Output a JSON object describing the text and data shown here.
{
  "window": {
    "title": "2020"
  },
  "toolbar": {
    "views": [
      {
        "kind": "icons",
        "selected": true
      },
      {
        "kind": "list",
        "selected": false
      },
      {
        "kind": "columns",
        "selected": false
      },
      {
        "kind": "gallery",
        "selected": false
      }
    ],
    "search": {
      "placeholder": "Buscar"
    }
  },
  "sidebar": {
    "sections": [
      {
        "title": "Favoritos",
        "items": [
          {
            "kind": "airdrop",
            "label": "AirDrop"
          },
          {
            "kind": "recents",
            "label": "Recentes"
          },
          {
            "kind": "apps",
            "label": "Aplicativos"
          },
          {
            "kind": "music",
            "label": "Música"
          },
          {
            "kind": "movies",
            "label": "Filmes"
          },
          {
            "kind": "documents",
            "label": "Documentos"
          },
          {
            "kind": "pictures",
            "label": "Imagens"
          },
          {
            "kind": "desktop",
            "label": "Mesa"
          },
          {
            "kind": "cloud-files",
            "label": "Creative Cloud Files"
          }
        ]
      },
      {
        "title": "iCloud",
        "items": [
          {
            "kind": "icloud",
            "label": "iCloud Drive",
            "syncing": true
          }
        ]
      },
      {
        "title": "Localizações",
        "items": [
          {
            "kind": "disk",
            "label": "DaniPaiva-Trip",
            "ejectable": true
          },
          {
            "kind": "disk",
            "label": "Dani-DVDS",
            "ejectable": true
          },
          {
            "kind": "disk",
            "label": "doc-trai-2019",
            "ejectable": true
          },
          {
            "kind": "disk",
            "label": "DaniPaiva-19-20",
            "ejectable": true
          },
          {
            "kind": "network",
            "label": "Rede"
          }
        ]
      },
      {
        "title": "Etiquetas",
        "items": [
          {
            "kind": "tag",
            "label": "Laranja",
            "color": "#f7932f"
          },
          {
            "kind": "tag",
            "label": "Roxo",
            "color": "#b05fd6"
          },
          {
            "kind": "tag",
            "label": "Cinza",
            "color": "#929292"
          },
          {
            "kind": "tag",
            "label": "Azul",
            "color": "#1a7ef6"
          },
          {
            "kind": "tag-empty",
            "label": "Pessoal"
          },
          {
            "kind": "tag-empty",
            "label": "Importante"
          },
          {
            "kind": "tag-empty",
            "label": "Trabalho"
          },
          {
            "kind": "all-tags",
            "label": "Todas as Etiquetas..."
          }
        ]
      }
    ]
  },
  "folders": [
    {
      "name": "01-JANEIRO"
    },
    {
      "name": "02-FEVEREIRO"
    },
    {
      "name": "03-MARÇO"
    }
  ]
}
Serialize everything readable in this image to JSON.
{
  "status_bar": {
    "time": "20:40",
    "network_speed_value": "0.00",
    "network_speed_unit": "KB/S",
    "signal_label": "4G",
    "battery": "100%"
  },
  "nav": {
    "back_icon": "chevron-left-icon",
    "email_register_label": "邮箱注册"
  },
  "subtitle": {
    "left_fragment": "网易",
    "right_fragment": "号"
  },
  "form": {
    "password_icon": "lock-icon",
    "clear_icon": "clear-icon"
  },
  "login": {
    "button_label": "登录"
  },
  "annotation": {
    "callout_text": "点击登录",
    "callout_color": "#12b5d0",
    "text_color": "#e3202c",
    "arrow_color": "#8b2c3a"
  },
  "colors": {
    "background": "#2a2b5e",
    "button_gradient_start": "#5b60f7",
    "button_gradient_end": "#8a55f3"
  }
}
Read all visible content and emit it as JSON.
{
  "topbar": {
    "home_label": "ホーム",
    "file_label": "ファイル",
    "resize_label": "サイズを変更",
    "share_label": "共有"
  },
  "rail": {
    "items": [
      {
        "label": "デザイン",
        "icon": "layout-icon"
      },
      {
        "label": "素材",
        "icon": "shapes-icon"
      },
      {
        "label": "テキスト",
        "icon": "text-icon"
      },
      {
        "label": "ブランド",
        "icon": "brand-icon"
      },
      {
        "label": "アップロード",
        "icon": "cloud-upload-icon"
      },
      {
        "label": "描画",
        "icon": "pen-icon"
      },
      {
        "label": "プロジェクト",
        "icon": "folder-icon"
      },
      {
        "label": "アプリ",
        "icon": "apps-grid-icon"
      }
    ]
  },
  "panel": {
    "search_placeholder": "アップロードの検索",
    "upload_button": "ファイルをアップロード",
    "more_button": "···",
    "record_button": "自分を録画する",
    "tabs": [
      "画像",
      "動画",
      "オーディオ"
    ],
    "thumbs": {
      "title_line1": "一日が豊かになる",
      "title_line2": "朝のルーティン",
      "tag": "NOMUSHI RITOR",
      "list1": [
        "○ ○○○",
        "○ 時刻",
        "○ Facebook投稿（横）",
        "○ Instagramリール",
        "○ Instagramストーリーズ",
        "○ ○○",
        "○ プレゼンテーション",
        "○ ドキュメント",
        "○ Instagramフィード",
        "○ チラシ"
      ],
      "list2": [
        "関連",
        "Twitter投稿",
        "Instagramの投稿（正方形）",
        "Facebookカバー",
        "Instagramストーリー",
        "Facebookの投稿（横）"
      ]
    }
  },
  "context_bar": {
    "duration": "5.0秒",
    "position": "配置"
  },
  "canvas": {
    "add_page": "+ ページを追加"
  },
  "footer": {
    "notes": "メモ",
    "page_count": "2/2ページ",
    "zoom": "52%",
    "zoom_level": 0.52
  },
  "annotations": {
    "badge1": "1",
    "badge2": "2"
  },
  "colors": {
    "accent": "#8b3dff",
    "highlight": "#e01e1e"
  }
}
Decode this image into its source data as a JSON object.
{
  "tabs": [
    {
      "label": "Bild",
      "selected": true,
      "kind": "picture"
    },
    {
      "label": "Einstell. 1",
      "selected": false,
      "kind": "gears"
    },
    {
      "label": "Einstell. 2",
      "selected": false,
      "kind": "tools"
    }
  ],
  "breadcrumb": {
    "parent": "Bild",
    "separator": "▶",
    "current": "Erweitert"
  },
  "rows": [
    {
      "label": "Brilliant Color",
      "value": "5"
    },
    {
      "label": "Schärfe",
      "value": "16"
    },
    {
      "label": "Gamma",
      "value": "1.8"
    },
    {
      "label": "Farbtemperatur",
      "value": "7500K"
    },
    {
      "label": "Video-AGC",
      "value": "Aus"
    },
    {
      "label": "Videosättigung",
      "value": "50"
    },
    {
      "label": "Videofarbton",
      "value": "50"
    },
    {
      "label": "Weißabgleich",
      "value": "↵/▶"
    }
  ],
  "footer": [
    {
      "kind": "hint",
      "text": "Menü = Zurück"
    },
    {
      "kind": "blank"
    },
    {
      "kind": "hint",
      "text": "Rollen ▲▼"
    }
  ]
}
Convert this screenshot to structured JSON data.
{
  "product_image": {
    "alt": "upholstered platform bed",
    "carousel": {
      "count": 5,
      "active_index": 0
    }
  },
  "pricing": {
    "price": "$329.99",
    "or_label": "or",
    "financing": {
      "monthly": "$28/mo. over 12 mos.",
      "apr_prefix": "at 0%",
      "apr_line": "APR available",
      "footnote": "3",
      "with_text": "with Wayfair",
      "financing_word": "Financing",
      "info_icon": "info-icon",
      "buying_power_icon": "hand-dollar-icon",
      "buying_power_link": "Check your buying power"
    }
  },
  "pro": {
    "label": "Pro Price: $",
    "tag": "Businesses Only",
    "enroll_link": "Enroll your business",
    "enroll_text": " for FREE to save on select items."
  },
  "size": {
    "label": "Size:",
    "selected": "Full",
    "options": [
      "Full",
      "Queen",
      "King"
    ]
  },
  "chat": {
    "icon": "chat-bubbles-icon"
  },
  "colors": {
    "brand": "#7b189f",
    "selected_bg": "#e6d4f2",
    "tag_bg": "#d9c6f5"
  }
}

┄┄┄┄┄┄┄┄┄┄

• **INSTRUCTIONS TO FOLLOW**:
Restate every record exactly, leaving nothing out.

• **ANSWER TO THIS PROBLEM**:
Output a JSON object describing the text and data shown here.
{
  "window": {
    "title": "2020"
  },
  "toolbar": {
    "views": [
      {
        "kind": "icons",
        "selected": true
      },
      {
        "kind": "list",
        "selected": false
      },
      {
        "kind": "columns",
        "selected": false
      },
      {
        "kind": "gallery",
        "selected": false
      }
    ],
    "search": {
      "placeholder": "Buscar"
    }
  },
  "sidebar": {
    "sections": [
      {
        "title": "Favoritos",
        "items": [
          {
            "kind": "airdrop",
            "label": "AirDrop"
          },
          {
            "kind": "recents",
            "label": "Recentes"
          },
          {
            "kind": "apps",
            "label": "Aplicativos"
          },
          {
            "kind": "music",
            "label": "Música"
          },
          {
            "kind": "movies",
            "label": "Filmes"
          },
          {
            "kind": "documents",
            "label": "Documentos"
          },
          {
            "kind": "pictures",
            "label": "Imagens"
          },
          {
            "kind": "desktop",
            "label": "Mesa"
          },
          {
            "kind": "cloud-files",
            "label": "Creative Cloud Files"
          }
        ]
      },
      {
        "title": "iCloud",
        "items": [
          {
            "kind": "icloud",
            "label": "iCloud Drive",
            "syncing": true
          }
        ]
      },
      {
        "title": "Localizações",
        "items": [
          {
            "kind": "disk",
            "label": "DaniPaiva-Trip",
            "ejectable": true
          },
          {
            "kind": "disk",
            "label": "Dani-DVDS",
            "ejectable": true
          },
          {
            "kind": "disk",
            "label": "doc-trai-2019",
            "ejectable": true
          },
          {
            "kind": "disk",
            "label": "DaniPaiva-19-20",
            "ejectable": true
          },
          {
            "kind": "network",
            "label": "Rede"
          }
        ]
      },
      {
        "title": "Etiquetas",
        "items": [
          {
            "kind": "tag",
            "label": "Laranja",
            "color": "#f7932f"
          },
          {
            "kind": "tag",
            "label": "Roxo",
            "color": "#b05fd6"
          },
          {
            "kind": "tag",
            "label": "Cinza",
            "color": "#929292"
          },
          {
            "kind": "tag",
            "label": "Azul",
            "color": "#1a7ef6"
          },
          {
            "kind": "tag-empty",
            "label": "Pessoal"
          },
          {
            "kind": "tag-empty",
            "label": "Importante"
          },
          {
            "kind": "tag-empty",
            "label": "Trabalho"
          },
          {
            "kind": "all-tags",
            "label": "Todas as Etiquetas..."
          }
        ]
      }
    ]
  },
  "folders": [
    {
      "name": "01-JANEIRO"
    },
    {
      "name": "02-FEVEREIRO"
    },
    {
      "name": "03-MARÇO"
    }
  ]
}
Serialize everything readable in this image to JSON.
{
  "status_bar": {
    "time": "20:40",
    "network_speed_value": "0.00",
    "network_speed_unit": "KB/S",
    "signal_label": "4G",
    "battery": "100%"
  },
  "nav": {
    "back_icon": "chevron-left-icon",
    "email_register_label": "邮箱注册"
  },
  "subtitle": {
    "left_fragment": "网易",
    "right_fragment": "号"
  },
  "form": {
    "password_icon": "lock-icon",
    "clear_icon": "clear-icon"
  },
  "login": {
    "button_label": "登录"
  },
  "annotation": {
    "callout_text": "点击登录",
    "callout_color": "#12b5d0",
    "text_color": "#e3202c",
    "arrow_color": "#8b2c3a"
  },
  "colors": {
    "background": "#2a2b5e",
    "button_gradient_start": "#5b60f7",
    "button_gradient_end": "#8a55f3"
  }
}
Read all visible content and emit it as JSON.
{
  "topbar": {
    "home_label": "ホーム",
    "file_label": "ファイル",
    "resize_label": "サイズを変更",
    "share_label": "共有"
  },
  "rail": {
    "items": [
      {
        "label": "デザイン",
        "icon": "layout-icon"
      },
      {
        "label": "素材",
        "icon": "shapes-icon"
      },
      {
        "label": "テキスト",
        "icon": "text-icon"
      },
      {
        "label": "ブランド",
        "icon": "brand-icon"
      },
      {
        "label": "アップロード",
        "icon": "cloud-upload-icon"
      },
      {
        "label": "描画",
        "icon": "pen-icon"
      },
      {
        "label": "プロジェクト",
        "icon": "folder-icon"
      },
      {
        "label": "アプリ",
        "icon": "apps-grid-icon"
      }
    ]
  },
  "panel": {
    "search_placeholder": "アップロードの検索",
    "upload_button": "ファイルをアップロード",
    "more_button": "···",
    "record_button": "自分を録画する",
    "tabs": [
      "画像",
      "動画",
      "オーディオ"
    ],
    "thumbs": {
      "title_line1": "一日が豊かになる",
      "title_line2": "朝のルーティン",
      "tag": "NOMUSHI RITOR",
      "list1": [
        "○ ○○○",
        "○ 時刻",
        "○ Facebook投稿（横）",
        "○ Instagramリール",
        "○ Instagramストーリーズ",
        "○ ○○",
        "○ プレゼンテーション",
        "○ ドキュメント",
        "○ Instagramフィード",
        "○ チラシ"
      ],
      "list2": [
        "関連",
        "Twitter投稿",
        "Instagramの投稿（正方形）",
        "Facebookカバー",
        "Instagramストーリー",
        "Facebookの投稿（横）"
      ]
    }
  },
  "context_bar": {
    "duration": "5.0秒",
    "position": "配置"
  },
  "canvas": {
    "add_page": "+ ページを追加"
  },
  "footer": {
    "notes": "メモ",
    "page_count": "2/2ページ",
    "zoom": "52%",
    "zoom_level": 0.52
  },
  "annotations": {
    "badge1": "1",
    "badge2": "2"
  },
  "colors": {
    "accent": "#8b3dff",
    "highlight": "#e01e1e"
  }
}
Decode this image into its source data as a JSON object.
{
  "tabs": [
    {
      "label": "Bild",
      "selected": true,
      "kind": "picture"
    },
    {
      "label": "Einstell. 1",
      "selected": false,
      "kind": "gears"
    },
    {
      "label": "Einstell. 2",
      "selected": false,
      "kind": "tools"
    }
  ],
  "breadcrumb": {
    "parent": "Bild",
    "separator": "▶",
    "current": "Erweitert"
  },
  "rows": [
    {
      "label": "Brilliant Color",
      "value": "5"
    },
    {
      "label": "Schärfe",
      "value": "16"
    },
    {
      "label": "Gamma",
      "value": "1.8"
    },
    {
      "label": "Farbtemperatur",
      "value": "7500K"
    },
    {
      "label": "Video-AGC",
      "value": "Aus"
    },
    {
      "label": "Videosättigung",
      "value": "50"
    },
    {
      "label": "Videofarbton",
      "value": "50"
    },
    {
      "label": "Weißabgleich",
      "value": "↵/▶"
    }
  ],
  "footer": [
    {
      "kind": "hint",
      "text": "Menü = Zurück"
    },
    {
      "kind": "blank"
    },
    {
      "kind": "hint",
      "text": "Rollen ▲▼"
    }
  ]
}
Convert this screenshot to structured JSON data.
{
  "product_image": {
    "alt": "upholstered platform bed",
    "carousel": {
      "count": 5,
      "active_index": 0
    }
  },
  "pricing": {
    "price": "$329.99",
    "or_label": "or",
    "financing": {
      "monthly": "$28/mo. over 12 mos.",
      "apr_prefix": "at 0%",
      "apr_line": "APR available",
      "footnote": "3",
      "with_text": "with Wayfair",
      "financing_word": "Financing",
      "info_icon": "info-icon",
      "buying_power_icon": "hand-dollar-icon",
      "buying_power_link": "Check your buying power"
    }
  },
  "pro": {
    "label": "Pro Price: $",
    "tag": "Businesses Only",
    "enroll_link": "Enroll your business",
    "enroll_text": " for FREE to save on select items."
  },
  "size": {
    "label": "Size:",
    "selected": "Full",
    "options": [
      "Full",
      "Queen",
      "King"
    ]
  },
  "chat": {
    "icon": "chat-bubbles-icon"
  },
  "colors": {
    "brand": "#7b189f",
    "selected_bg": "#e6d4f2",
    "tag_bg": "#d9c6f5"
  }
}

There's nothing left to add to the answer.